What the task requires: Write the material out again, line by line, exactly as it is.

## begin

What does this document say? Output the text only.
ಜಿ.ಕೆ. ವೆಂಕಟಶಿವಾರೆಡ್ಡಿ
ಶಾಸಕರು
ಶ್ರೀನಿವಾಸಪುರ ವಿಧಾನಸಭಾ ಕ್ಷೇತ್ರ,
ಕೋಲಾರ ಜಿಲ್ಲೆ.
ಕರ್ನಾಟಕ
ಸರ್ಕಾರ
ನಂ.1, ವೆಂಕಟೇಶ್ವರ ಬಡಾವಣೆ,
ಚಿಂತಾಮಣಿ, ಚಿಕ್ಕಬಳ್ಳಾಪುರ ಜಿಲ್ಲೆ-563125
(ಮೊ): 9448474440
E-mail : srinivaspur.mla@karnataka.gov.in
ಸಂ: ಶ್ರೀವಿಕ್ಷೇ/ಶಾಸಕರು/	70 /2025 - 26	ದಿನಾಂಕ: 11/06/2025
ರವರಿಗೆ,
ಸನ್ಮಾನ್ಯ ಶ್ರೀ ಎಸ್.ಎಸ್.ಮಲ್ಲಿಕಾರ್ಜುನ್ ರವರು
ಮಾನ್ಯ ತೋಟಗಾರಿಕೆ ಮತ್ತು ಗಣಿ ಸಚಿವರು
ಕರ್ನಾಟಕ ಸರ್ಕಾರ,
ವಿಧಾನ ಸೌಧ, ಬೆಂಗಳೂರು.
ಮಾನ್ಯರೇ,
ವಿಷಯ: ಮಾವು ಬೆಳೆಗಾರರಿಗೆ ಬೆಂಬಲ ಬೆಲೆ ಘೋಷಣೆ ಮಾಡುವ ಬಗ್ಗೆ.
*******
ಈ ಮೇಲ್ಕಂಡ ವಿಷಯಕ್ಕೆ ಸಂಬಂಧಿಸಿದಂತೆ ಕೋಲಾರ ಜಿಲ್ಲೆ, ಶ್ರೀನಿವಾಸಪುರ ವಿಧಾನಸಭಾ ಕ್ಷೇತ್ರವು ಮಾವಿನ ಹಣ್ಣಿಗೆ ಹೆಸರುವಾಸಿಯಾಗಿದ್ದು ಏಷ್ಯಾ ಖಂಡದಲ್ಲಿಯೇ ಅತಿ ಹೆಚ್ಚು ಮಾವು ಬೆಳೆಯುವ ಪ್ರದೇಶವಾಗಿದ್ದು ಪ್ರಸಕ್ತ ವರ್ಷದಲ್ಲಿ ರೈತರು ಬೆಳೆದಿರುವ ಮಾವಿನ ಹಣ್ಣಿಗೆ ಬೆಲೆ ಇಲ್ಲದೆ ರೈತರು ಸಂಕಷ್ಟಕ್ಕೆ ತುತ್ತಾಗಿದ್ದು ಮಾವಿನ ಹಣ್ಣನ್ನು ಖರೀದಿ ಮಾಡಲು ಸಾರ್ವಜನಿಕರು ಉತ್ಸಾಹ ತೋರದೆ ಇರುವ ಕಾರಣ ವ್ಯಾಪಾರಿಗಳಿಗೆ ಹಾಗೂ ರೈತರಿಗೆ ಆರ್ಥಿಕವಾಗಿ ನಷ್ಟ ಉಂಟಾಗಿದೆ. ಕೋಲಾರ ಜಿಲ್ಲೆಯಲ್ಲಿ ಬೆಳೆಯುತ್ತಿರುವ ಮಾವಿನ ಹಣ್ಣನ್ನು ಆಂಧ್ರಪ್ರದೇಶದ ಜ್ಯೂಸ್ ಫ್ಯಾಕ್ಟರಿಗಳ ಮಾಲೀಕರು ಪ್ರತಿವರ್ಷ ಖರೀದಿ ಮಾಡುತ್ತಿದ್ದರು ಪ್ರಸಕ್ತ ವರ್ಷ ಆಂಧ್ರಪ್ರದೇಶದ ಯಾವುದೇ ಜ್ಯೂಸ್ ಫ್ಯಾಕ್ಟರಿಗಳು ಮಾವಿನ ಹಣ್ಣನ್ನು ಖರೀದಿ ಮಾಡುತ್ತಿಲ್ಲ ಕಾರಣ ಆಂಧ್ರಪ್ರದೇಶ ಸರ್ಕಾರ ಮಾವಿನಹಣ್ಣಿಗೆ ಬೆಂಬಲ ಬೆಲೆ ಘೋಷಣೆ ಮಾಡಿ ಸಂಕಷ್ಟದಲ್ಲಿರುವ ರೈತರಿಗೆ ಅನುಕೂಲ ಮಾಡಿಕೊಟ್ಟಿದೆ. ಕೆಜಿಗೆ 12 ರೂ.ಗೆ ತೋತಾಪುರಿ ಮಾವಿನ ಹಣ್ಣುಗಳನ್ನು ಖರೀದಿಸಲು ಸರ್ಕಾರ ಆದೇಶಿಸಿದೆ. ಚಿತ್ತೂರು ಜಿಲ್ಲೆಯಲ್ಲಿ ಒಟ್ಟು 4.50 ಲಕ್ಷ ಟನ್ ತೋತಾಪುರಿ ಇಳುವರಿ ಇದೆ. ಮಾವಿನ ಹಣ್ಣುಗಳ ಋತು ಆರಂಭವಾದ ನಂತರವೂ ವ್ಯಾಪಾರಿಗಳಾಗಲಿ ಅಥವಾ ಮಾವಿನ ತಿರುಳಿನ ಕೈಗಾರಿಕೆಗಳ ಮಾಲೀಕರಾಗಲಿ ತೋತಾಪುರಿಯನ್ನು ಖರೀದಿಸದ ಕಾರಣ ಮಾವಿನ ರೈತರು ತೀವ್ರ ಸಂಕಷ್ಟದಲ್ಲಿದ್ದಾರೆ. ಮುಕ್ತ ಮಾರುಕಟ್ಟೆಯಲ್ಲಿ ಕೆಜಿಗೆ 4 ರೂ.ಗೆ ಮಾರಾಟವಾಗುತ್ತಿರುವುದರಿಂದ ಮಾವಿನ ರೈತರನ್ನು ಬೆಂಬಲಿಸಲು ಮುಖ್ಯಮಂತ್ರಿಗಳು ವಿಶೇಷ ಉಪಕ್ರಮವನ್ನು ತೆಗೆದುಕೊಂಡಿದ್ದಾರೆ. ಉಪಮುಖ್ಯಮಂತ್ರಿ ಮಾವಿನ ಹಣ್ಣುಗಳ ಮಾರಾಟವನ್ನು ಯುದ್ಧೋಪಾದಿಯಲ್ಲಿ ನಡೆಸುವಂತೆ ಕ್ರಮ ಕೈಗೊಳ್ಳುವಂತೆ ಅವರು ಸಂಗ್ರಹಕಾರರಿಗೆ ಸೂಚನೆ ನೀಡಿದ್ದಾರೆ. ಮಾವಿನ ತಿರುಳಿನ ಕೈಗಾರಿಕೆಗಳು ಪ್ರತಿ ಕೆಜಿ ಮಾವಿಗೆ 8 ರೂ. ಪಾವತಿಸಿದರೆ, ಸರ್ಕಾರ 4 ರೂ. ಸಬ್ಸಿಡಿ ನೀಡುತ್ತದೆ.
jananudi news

## end

Complete output:
What does this document say? Output the text only.
ಜಿ.ಕೆ. ವೆಂಕಟಶಿವಾರೆಡ್ಡಿ
ಶಾಸಕರು
ಶ್ರೀನಿವಾಸಪುರ ವಿಧಾನಸಭಾ ಕ್ಷೇತ್ರ,
ಕೋಲಾರ ಜಿಲ್ಲೆ.
ಕರ್ನಾಟಕ
ಸರ್ಕಾರ
ನಂ.1, ವೆಂಕಟೇಶ್ವರ ಬಡಾವಣೆ,
ಚಿಂತಾಮಣಿ, ಚಿಕ್ಕಬಳ್ಳಾಪುರ ಜಿಲ್ಲೆ-563125
(ಮೊ): 9448474440
E-mail : srinivaspur.mla@karnataka.gov.in
ಸಂ: ಶ್ರೀವಿಕ್ಷೇ/ಶಾಸಕರು/	70 /2025 - 26	ದಿನಾಂಕ: 11/06/2025
ರವರಿಗೆ,
ಸನ್ಮಾನ್ಯ ಶ್ರೀ ಎಸ್.ಎಸ್.ಮಲ್ಲಿಕಾರ್ಜುನ್ ರವರು
ಮಾನ್ಯ ತೋಟಗಾರಿಕೆ ಮತ್ತು ಗಣಿ ಸಚಿವರು
ಕರ್ನಾಟಕ ಸರ್ಕಾರ,
ವಿಧಾನ ಸೌಧ, ಬೆಂಗಳೂರು.
ಮಾನ್ಯರೇ,
ವಿಷಯ: ಮಾವು ಬೆಳೆಗಾರರಿಗೆ ಬೆಂಬಲ ಬೆಲೆ ಘೋಷಣೆ ಮಾಡುವ ಬಗ್ಗೆ.
*******
ಈ ಮೇಲ್ಕಂಡ ವಿಷಯಕ್ಕೆ ಸಂಬಂಧಿಸಿದಂತೆ ಕೋಲಾರ ಜಿಲ್ಲೆ, ಶ್ರೀನಿವಾಸಪುರ ವಿಧಾನಸಭಾ ಕ್ಷೇತ್ರವು ಮಾವಿನ ಹಣ್ಣಿಗೆ ಹೆಸರುವಾಸಿಯಾಗಿದ್ದು ಏಷ್ಯಾ ಖಂಡದಲ್ಲಿಯೇ ಅತಿ ಹೆಚ್ಚು ಮಾವು ಬೆಳೆಯುವ ಪ್ರದೇಶವಾಗಿದ್ದು ಪ್ರಸಕ್ತ ವರ್ಷದಲ್ಲಿ ರೈತರು ಬೆಳೆದಿರುವ ಮಾವಿನ ಹಣ್ಣಿಗೆ ಬೆಲೆ ಇಲ್ಲದೆ ರೈತರು ಸಂಕಷ್ಟಕ್ಕೆ ತುತ್ತಾಗಿದ್ದು ಮಾವಿನ ಹಣ್ಣನ್ನು ಖರೀದಿ ಮಾಡಲು ಸಾರ್ವಜನಿಕರು ಉತ್ಸಾಹ ತೋರದೆ ಇರುವ ಕಾರಣ ವ್ಯಾಪಾರಿಗಳಿಗೆ ಹಾಗೂ ರೈತರಿಗೆ ಆರ್ಥಿಕವಾಗಿ ನಷ್ಟ ಉಂಟಾಗಿದೆ. ಕೋಲಾರ ಜಿಲ್ಲೆಯಲ್ಲಿ ಬೆಳೆಯುತ್ತಿರುವ ಮಾವಿನ ಹಣ್ಣನ್ನು ಆಂಧ್ರಪ್ರದೇಶದ ಜ್ಯೂಸ್ ಫ್ಯಾಕ್ಟರಿಗಳ ಮಾಲೀಕರು ಪ್ರತಿವರ್ಷ ಖರೀದಿ ಮಾಡುತ್ತಿದ್ದರು ಪ್ರಸಕ್ತ ವರ್ಷ ಆಂಧ್ರಪ್ರದೇಶದ ಯಾವುದೇ ಜ್ಯೂಸ್ ಫ್ಯಾಕ್ಟರಿಗಳು ಮಾವಿನ ಹಣ್ಣನ್ನು ಖರೀದಿ ಮಾಡುತ್ತಿಲ್ಲ ಕಾರಣ ಆಂಧ್ರಪ್ರದೇಶ ಸರ್ಕಾರ ಮಾವಿನಹಣ್ಣಿಗೆ ಬೆಂಬಲ ಬೆಲೆ ಘೋಷಣೆ ಮಾಡಿ ಸಂಕಷ್ಟದಲ್ಲಿರುವ ರೈತರಿಗೆ ಅನುಕೂಲ ಮಾಡಿಕೊಟ್ಟಿದೆ. ಕೆಜಿಗೆ 12 ರೂ.ಗೆ ತೋತಾಪುರಿ ಮಾವಿನ ಹಣ್ಣುಗಳನ್ನು ಖರೀದಿಸಲು ಸರ್ಕಾರ ಆದೇಶಿಸಿದೆ. ಚಿತ್ತೂರು ಜಿಲ್ಲೆಯಲ್ಲಿ ಒಟ್ಟು 4.50 ಲಕ್ಷ ಟನ್ ತೋತಾಪುರಿ ಇಳುವರಿ ಇದೆ. ಮಾವಿನ ಹಣ್ಣುಗಳ ಋತು ಆರಂಭವಾದ ನಂತರವೂ ವ್ಯಾಪಾರಿಗಳಾಗಲಿ ಅಥವಾ ಮಾವಿನ ತಿರುಳಿನ ಕೈಗಾರಿಕೆಗಳ ಮಾಲೀಕರಾಗಲಿ ತೋತಾಪುರಿಯನ್ನು ಖರೀದಿಸದ ಕಾರಣ ಮಾವಿನ ರೈತರು ತೀವ್ರ ಸಂಕಷ್ಟದಲ್ಲಿದ್ದಾರೆ. ಮುಕ್ತ ಮಾರುಕಟ್ಟೆಯಲ್ಲಿ ಕೆಜಿಗೆ 4 ರೂ.ಗೆ ಮಾರಾಟವಾಗುತ್ತಿರುವುದರಿಂದ ಮಾವಿನ ರೈತರನ್ನು ಬೆಂಬಲಿಸಲು ಮುಖ್ಯಮಂತ್ರಿಗಳು ವಿಶೇಷ ಉಪಕ್ರಮವನ್ನು ತೆಗೆದುಕೊಂಡಿದ್ದಾರೆ. ಉಪಮುಖ್ಯಮಂತ್ರಿ ಮಾವಿನ ಹಣ್ಣುಗಳ ಮಾರಾಟವನ್ನು ಯುದ್ಧೋಪಾದಿಯಲ್ಲಿ ನಡೆಸುವಂತೆ ಕ್ರಮ ಕೈಗೊಳ್ಳುವಂತೆ ಅವರು ಸಂಗ್ರಹಕಾರರಿಗೆ ಸೂಚನೆ ನೀಡಿದ್ದಾರೆ. ಮಾವಿನ ತಿರುಳಿನ ಕೈಗಾರಿಕೆಗಳು ಪ್ರತಿ ಕೆಜಿ ಮಾವಿಗೆ 8 ರೂ. ಪಾವತಿಸಿದರೆ, ಸರ್ಕಾರ 4 ರೂ. ಸಬ್ಸಿಡಿ ನೀಡುತ್ತದೆ.
jananudi news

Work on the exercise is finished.